> _Aim_
Every line with the word "Justice" in it should be extracted from the data that follows.

┄┄┄┄┄┄┄┄┄┄┄┄┄┄┄┄┄┄┄┄

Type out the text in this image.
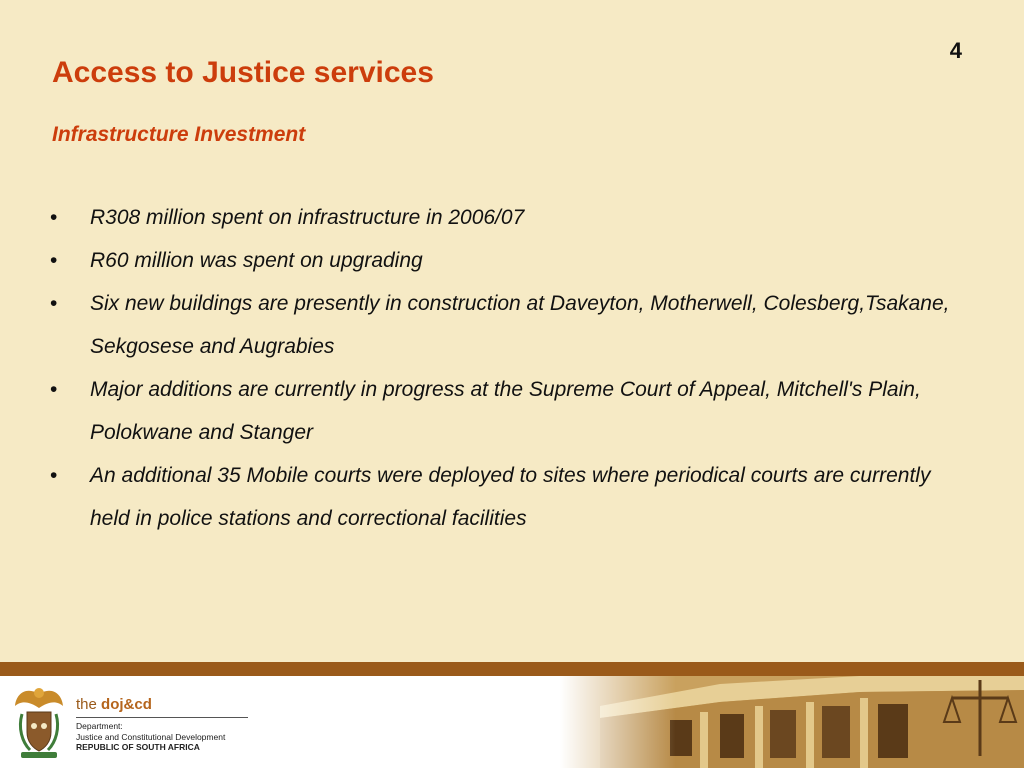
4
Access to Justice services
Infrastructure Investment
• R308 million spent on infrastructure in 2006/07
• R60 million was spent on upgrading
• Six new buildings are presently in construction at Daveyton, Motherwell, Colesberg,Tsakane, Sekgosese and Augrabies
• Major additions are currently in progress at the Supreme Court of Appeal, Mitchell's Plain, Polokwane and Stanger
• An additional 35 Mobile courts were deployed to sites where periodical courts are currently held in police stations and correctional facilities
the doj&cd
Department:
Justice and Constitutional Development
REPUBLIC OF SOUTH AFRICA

┄┄┄┄┄┄┄┄┄┄┄┄┄┄┄┄┄┄┄┄

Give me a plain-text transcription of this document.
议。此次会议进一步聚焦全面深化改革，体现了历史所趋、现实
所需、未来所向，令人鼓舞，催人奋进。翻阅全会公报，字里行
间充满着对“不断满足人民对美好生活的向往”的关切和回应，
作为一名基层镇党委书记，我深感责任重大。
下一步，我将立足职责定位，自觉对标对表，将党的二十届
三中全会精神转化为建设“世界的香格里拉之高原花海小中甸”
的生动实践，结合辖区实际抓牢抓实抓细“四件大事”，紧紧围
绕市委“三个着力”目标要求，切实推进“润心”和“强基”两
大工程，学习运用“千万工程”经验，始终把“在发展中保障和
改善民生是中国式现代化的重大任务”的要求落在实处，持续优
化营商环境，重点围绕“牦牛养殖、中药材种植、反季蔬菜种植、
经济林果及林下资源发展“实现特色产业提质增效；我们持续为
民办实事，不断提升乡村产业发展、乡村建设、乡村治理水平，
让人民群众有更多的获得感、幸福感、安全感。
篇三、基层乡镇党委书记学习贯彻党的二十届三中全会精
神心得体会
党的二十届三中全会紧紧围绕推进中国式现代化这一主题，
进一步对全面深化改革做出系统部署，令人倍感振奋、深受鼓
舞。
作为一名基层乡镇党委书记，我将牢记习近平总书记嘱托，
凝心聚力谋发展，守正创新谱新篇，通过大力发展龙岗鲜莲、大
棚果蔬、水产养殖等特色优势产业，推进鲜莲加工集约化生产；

┄┄┄┄┄┄┄┄┄┄┄┄┄┄┄┄┄┄┄┄

> _Result of this task_
Access to Justice services
Justice and Constitutional Development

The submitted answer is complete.